(Image layout annotations)
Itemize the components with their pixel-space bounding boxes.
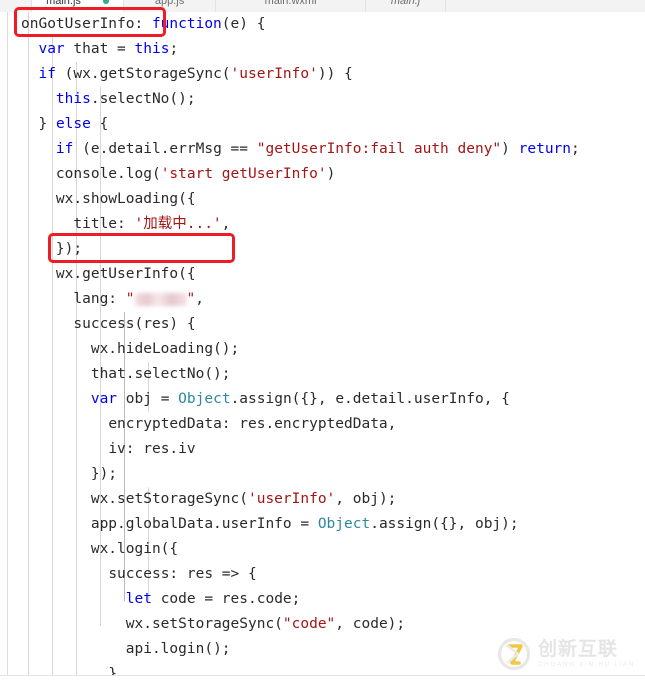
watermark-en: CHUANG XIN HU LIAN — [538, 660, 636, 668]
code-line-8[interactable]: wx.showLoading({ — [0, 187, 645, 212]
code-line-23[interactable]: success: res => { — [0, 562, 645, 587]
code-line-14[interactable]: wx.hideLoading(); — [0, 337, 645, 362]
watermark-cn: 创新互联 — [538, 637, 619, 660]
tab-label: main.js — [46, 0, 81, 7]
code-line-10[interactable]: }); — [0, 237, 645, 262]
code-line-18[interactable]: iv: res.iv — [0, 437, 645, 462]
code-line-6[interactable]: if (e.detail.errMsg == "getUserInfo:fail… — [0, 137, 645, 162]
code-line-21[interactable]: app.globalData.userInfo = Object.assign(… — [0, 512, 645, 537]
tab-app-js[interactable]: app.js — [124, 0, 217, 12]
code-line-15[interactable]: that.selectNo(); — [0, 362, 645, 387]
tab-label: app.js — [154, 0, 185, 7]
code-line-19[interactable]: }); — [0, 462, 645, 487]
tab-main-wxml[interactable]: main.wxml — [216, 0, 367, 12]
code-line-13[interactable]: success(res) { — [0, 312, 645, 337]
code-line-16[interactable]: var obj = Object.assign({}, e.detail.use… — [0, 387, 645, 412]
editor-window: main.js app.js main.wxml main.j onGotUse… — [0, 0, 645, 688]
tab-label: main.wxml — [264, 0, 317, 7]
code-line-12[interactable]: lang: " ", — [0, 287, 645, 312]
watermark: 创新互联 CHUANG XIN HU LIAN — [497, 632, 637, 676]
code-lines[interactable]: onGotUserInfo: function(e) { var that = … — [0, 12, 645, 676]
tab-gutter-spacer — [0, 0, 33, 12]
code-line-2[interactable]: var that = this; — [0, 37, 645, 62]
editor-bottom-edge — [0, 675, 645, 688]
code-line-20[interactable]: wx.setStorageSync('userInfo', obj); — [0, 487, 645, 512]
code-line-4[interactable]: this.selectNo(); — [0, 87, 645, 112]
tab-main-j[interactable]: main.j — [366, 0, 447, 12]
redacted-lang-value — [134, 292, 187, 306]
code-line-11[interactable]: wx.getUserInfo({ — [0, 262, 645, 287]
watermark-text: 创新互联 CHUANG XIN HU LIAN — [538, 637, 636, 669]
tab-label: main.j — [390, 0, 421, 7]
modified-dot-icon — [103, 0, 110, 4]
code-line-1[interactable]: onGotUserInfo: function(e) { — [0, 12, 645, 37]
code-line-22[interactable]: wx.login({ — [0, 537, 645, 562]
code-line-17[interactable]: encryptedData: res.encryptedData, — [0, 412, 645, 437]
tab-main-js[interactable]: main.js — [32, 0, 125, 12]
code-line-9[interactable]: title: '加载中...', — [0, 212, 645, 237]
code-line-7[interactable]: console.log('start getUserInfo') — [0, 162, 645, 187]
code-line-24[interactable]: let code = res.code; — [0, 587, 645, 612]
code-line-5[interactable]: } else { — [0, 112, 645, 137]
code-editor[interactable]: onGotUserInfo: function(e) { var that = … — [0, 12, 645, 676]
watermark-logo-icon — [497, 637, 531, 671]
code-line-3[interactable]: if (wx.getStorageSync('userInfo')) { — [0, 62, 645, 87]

> **GIVEN TASK**
Copy every line of the entries above word for word, leaving the pictures out.

> **RESPONSE**
Itemize the components with their pixel-space bounding boxes.
watermark-en: CHUANG XIN HU LIAN — [538, 660, 636, 668]
code-line-8[interactable]: wx.showLoading({ — [0, 187, 645, 212]
code-line-23[interactable]: success: res => { — [0, 562, 645, 587]
code-line-14[interactable]: wx.hideLoading(); — [0, 337, 645, 362]
watermark-cn: 创新互联 — [538, 637, 619, 660]
tab-label: main.js — [46, 0, 81, 7]
code-line-10[interactable]: }); — [0, 237, 645, 262]
code-line-18[interactable]: iv: res.iv — [0, 437, 645, 462]
code-line-6[interactable]: if (e.detail.errMsg == "getUserInfo:fail… — [0, 137, 645, 162]
code-line-21[interactable]: app.globalData.userInfo = Object.assign(… — [0, 512, 645, 537]
tab-app-js[interactable]: app.js — [124, 0, 217, 12]
code-line-15[interactable]: that.selectNo(); — [0, 362, 645, 387]
tab-label: app.js — [154, 0, 185, 7]
code-line-19[interactable]: }); — [0, 462, 645, 487]
tab-main-wxml[interactable]: main.wxml — [216, 0, 367, 12]
code-line-13[interactable]: success(res) { — [0, 312, 645, 337]
code-line-16[interactable]: var obj = Object.assign({}, e.detail.use… — [0, 387, 645, 412]
editor-window: main.js app.js main.wxml main.j onGotUse… — [0, 0, 645, 688]
tab-label: main.wxml — [264, 0, 317, 7]
code-line-12[interactable]: lang: " ", — [0, 287, 645, 312]
watermark: 创新互联 CHUANG XIN HU LIAN — [497, 632, 637, 676]
code-lines[interactable]: onGotUserInfo: function(e) { var that = … — [0, 12, 645, 676]
tab-gutter-spacer — [0, 0, 33, 12]
code-line-2[interactable]: var that = this; — [0, 37, 645, 62]
editor-bottom-edge — [0, 675, 645, 688]
code-line-20[interactable]: wx.setStorageSync('userInfo', obj); — [0, 487, 645, 512]
code-line-4[interactable]: this.selectNo(); — [0, 87, 645, 112]
tab-main-j[interactable]: main.j — [366, 0, 447, 12]
redacted-lang-value — [134, 292, 187, 306]
code-line-11[interactable]: wx.getUserInfo({ — [0, 262, 645, 287]
watermark-text: 创新互联 CHUANG XIN HU LIAN — [538, 637, 636, 669]
tab-label: main.j — [390, 0, 421, 7]
modified-dot-icon — [103, 0, 110, 4]
code-line-1[interactable]: onGotUserInfo: function(e) { — [0, 12, 645, 37]
code-line-22[interactable]: wx.login({ — [0, 537, 645, 562]
code-line-17[interactable]: encryptedData: res.encryptedData, — [0, 412, 645, 437]
tab-main-js[interactable]: main.js — [32, 0, 125, 12]
code-line-9[interactable]: title: '加载中...', — [0, 212, 645, 237]
code-line-7[interactable]: console.log('start getUserInfo') — [0, 162, 645, 187]
code-line-24[interactable]: let code = res.code; — [0, 587, 645, 612]
code-line-5[interactable]: } else { — [0, 112, 645, 137]
code-editor[interactable]: onGotUserInfo: function(e) { var that = … — [0, 12, 645, 676]
watermark-logo-icon — [497, 637, 531, 671]
code-line-3[interactable]: if (wx.getStorageSync('userInfo')) { — [0, 62, 645, 87]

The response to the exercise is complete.